• _待完成任务_
把下面全部条目中的每一行照原样抄写一遍，答案里不要放入图片。

#### 条目

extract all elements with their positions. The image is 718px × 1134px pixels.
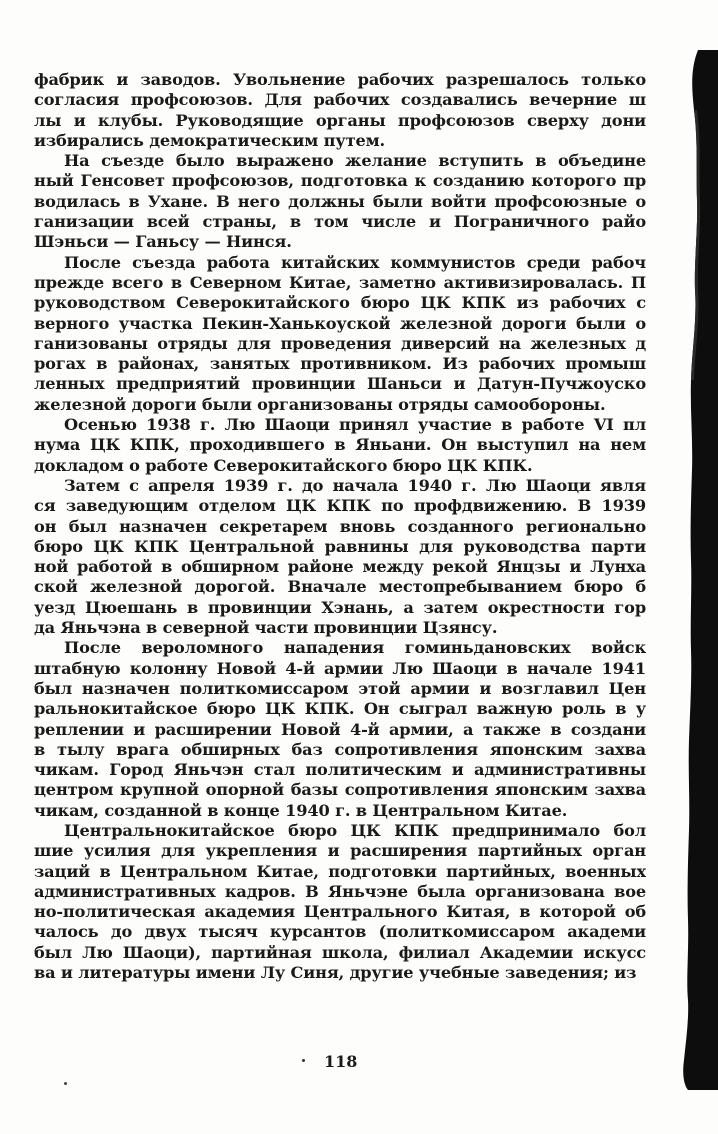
text-line: Шэньси — Ганьсу — Нинся. (34, 232, 292, 252)
paragraph (34, 70, 646, 151)
text-line: чикам, созданной в конце 1940 г. в Центральном Китае. (34, 800, 568, 820)
paragraph (34, 476, 646, 638)
text-line: нума ЦК КПК, проходившего в Яньани. Он выступил на нем (34, 435, 646, 455)
scan-edge-inner-shadow (691, 110, 700, 380)
text-line: был Лю Шаоци), партийная школа, филиал Академии искусс (34, 942, 646, 962)
text-line: штабную колонну Новой 4-й армии Лю Шаоци в начале 1941 (34, 658, 646, 678)
scan-edge-shadow-shape (683, 50, 718, 1090)
text-line: Центральнокитайское бюро ЦК КПК предпринимало бол (64, 820, 646, 840)
text-line: руководством Северокитайского бюро ЦК КПК из рабочих с (34, 293, 646, 313)
text-line: ганизации всей страны, в том числе и Пограничного райо (34, 212, 646, 232)
text-line: чалось до двух тысяч курсантов (политкомиссаром академи (34, 922, 646, 942)
text-line: центром крупной опорной базы сопротивления японским захва (34, 780, 646, 800)
page-number: 118 (324, 1052, 358, 1071)
paragraph (34, 638, 646, 821)
text-line: ленных предприятий провинции Шаньси и Датун-Пучжоуско (34, 374, 646, 394)
paragraph (34, 253, 646, 415)
text-line: реплении и расширении Новой 4-й армии, а также в создани (34, 719, 646, 739)
paragraph (34, 415, 646, 476)
text-line: шие усилия для укрепления и расширения партийных орган (34, 841, 646, 861)
text-line: ся заведующим отделом ЦК КПК по профдвижению. В 1939 (34, 496, 646, 516)
text-line: верного участка Пекин-Ханькоуской железной дороги были о (34, 313, 646, 333)
text-line: административных кадров. В Яньчэне была организована вое (34, 881, 646, 901)
text-line: ной работой в обширном районе между рекой Янцзы и Лунха (34, 557, 646, 577)
text-line: согласия профсоюзов. Для рабочих создавались вечерние ш (34, 90, 646, 110)
text-line: прежде всего в Северном Китае, заметно активизировалась. П (34, 272, 646, 292)
text-line: в тылу врага обширных баз сопротивления японским захва (34, 739, 646, 759)
text-line: ганизованы отряды для проведения диверсий на железных д (34, 333, 646, 353)
text-line: ный Генсовет профсоюзов, подготовка к созданию которого пр (34, 171, 646, 191)
text-line: лы и клубы. Руководящие органы профсоюзов сверху дони (34, 110, 646, 130)
text-line: После съезда работа китайских коммунистов среди рабоч (64, 252, 646, 272)
page-speck (302, 1059, 305, 1062)
text-line: ской железной дорогой. Вначале местопребыванием бюро б (34, 577, 646, 597)
text-line: избирались демократическим путем. (34, 130, 386, 150)
paragraph (34, 151, 646, 252)
text-line: Осенью 1938 г. Лю Шаоци принял участие в работе VI пл (64, 415, 646, 435)
body-text (34, 70, 646, 983)
text-line: После вероломного нападения гоминьдановских войск (64, 638, 646, 658)
text-line: он был назначен секретарем вновь созданного регионально (34, 516, 646, 536)
text-line: чикам. Город Яньчэн стал политическим и административны (34, 760, 646, 780)
text-line: ва и литературы имени Лу Синя, другие учебные заведения; из (34, 963, 637, 983)
text-line: Затем с апреля 1939 г. до начала 1940 г. Лю Шаоци явля (64, 475, 646, 495)
text-line: уезд Цюешань в провинции Хэнань, а затем окрестности гор (34, 597, 646, 617)
text-line: да Яньчэна в северной части провинции Цзянсу. (34, 618, 498, 638)
page-speck (64, 1082, 67, 1085)
text-line: но-политическая академия Центрального Китая, в которой об (34, 902, 646, 922)
text-line: железной дороги были организованы отряды самообороны. (34, 394, 606, 414)
text-line: фабрик и заводов. Увольнение рабочих разрешалось только (34, 70, 646, 89)
text-line: бюро ЦК КПК Центральной равнины для руководства парти (34, 536, 646, 556)
text-line: ральнокитайское бюро ЦК КПК. Он сыграл важную роль в у (34, 699, 646, 719)
text-line: водилась в Ухане. В него должны были войти профсоюзные о (34, 191, 646, 211)
text-line: был назначен политкомиссаром этой армии и возглавил Цен (34, 678, 646, 698)
paragraph (34, 821, 646, 983)
text-line: докладом о работе Северокитайского бюро ЦК КПК. (34, 455, 533, 475)
text-line: На съезде было выражено желание вступить в объедине (64, 151, 646, 171)
text-line: заций в Центральном Китае, подготовки партийных, военных (34, 861, 646, 881)
text-line: рогах в районах, занятых противником. Из рабочих промыш (34, 354, 646, 374)
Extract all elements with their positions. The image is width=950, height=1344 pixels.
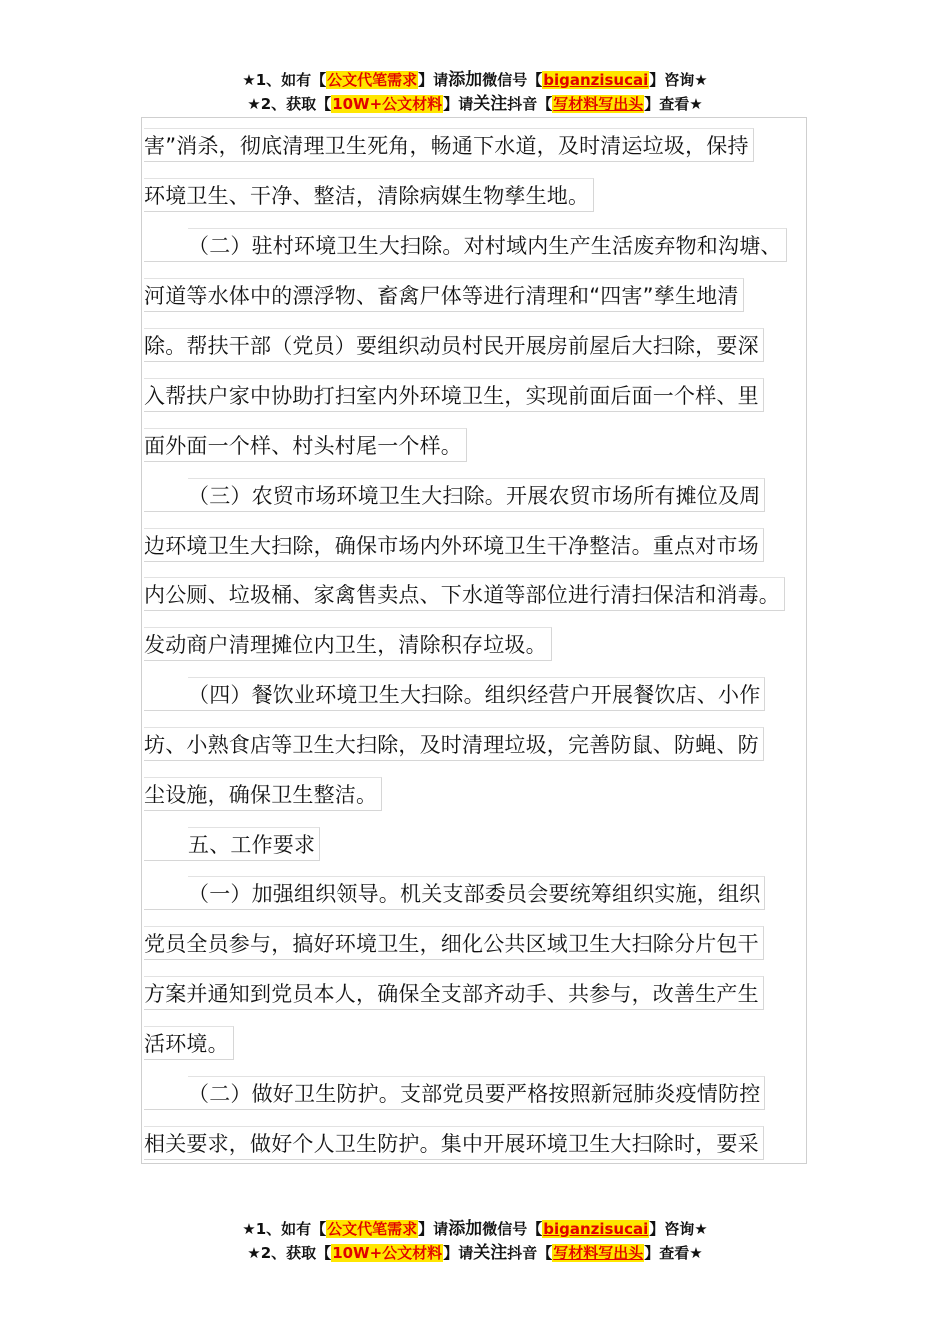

########

• _任务解答_
extract all elements with their positions. The image is 718px × 1134px pixels.
text-line: Шэньси — Ганьсу — Нинся. (34, 232, 292, 252)
paragraph (34, 70, 646, 151)
text-line: чикам, созданной в конце 1940 г. в Центральном Китае. (34, 800, 568, 820)
paragraph (34, 476, 646, 638)
text-line: нума ЦК КПК, проходившего в Яньани. Он выступил на нем (34, 435, 646, 455)
scan-edge-inner-shadow (691, 110, 700, 380)
text-line: был Лю Шаоци), партийная школа, филиал Академии искусс (34, 942, 646, 962)
text-line: штабную колонну Новой 4-й армии Лю Шаоци в начале 1941 (34, 658, 646, 678)
scan-edge-shadow-shape (683, 50, 718, 1090)
text-line: Центральнокитайское бюро ЦК КПК предпринимало бол (64, 820, 646, 840)
text-line: руководством Северокитайского бюро ЦК КПК из рабочих с (34, 293, 646, 313)
text-line: ганизации всей страны, в том числе и Пограничного райо (34, 212, 646, 232)
text-line: чалось до двух тысяч курсантов (политкомиссаром академи (34, 922, 646, 942)
text-line: центром крупной опорной базы сопротивления японским захва (34, 780, 646, 800)
page-number: 118 (324, 1052, 358, 1071)
paragraph (34, 638, 646, 821)
text-line: ленных предприятий провинции Шаньси и Датун-Пучжоуско (34, 374, 646, 394)
paragraph (34, 253, 646, 415)
text-line: реплении и расширении Новой 4-й армии, а также в создани (34, 719, 646, 739)
paragraph (34, 415, 646, 476)
text-line: шие усилия для укрепления и расширения партийных орган (34, 841, 646, 861)
text-line: ся заведующим отделом ЦК КПК по профдвижению. В 1939 (34, 496, 646, 516)
text-line: верного участка Пекин-Ханькоуской железной дороги были о (34, 313, 646, 333)
text-line: административных кадров. В Яньчэне была организована вое (34, 881, 646, 901)
text-line: ной работой в обширном районе между рекой Янцзы и Лунха (34, 557, 646, 577)
text-line: согласия профсоюзов. Для рабочих создавались вечерние ш (34, 90, 646, 110)
text-line: прежде всего в Северном Китае, заметно активизировалась. П (34, 272, 646, 292)
text-line: в тылу врага обширных баз сопротивления японским захва (34, 739, 646, 759)
text-line: ганизованы отряды для проведения диверсий на железных д (34, 333, 646, 353)
text-line: ный Генсовет профсоюзов, подготовка к созданию которого пр (34, 171, 646, 191)
text-line: лы и клубы. Руководящие органы профсоюзов сверху дони (34, 110, 646, 130)
text-line: После съезда работа китайских коммунистов среди рабоч (64, 252, 646, 272)
page-speck (302, 1059, 305, 1062)
text-line: ской железной дорогой. Вначале местопребыванием бюро б (34, 577, 646, 597)
text-line: избирались демократическим путем. (34, 130, 386, 150)
paragraph (34, 151, 646, 252)
text-line: Осенью 1938 г. Лю Шаоци принял участие в работе VI пл (64, 415, 646, 435)
body-text (34, 70, 646, 983)
text-line: После вероломного нападения гоминьдановских войск (64, 638, 646, 658)
text-line: он был назначен секретарем вновь созданного регионально (34, 516, 646, 536)
text-line: чикам. Город Яньчэн стал политическим и административны (34, 760, 646, 780)
text-line: ва и литературы имени Лу Синя, другие учебные заведения; из (34, 963, 637, 983)
text-line: Затем с апреля 1939 г. до начала 1940 г. Лю Шаоци явля (64, 475, 646, 495)
text-line: уезд Цюешань в провинции Хэнань, а затем окрестности гор (34, 597, 646, 617)
text-line: да Яньчэна в северной части провинции Цзянсу. (34, 618, 498, 638)
page-speck (64, 1082, 67, 1085)
text-line: но-политическая академия Центрального Китая, в которой об (34, 902, 646, 922)
text-line: железной дороги были организованы отряды самообороны. (34, 394, 606, 414)
text-line: фабрик и заводов. Увольнение рабочих разрешалось только (34, 70, 646, 89)
text-line: бюро ЦК КПК Центральной равнины для руководства парти (34, 536, 646, 556)
text-line: ральнокитайское бюро ЦК КПК. Он сыграл важную роль в у (34, 699, 646, 719)
text-line: водилась в Ухане. В него должны были войти профсоюзные о (34, 191, 646, 211)
text-line: был назначен политкомиссаром этой армии и возглавил Цен (34, 678, 646, 698)
paragraph (34, 821, 646, 983)
text-line: докладом о работе Северокитайского бюро ЦК КПК. (34, 455, 533, 475)
text-line: На съезде было выражено желание вступить в объедине (64, 151, 646, 171)
text-line: заций в Центральном Китае, подготовки партийных, военных (34, 861, 646, 881)
text-line: рогах в районах, занятых противником. Из рабочих промыш (34, 354, 646, 374)
Extract all elements with their positions. The image is width=950, height=1344 pixels.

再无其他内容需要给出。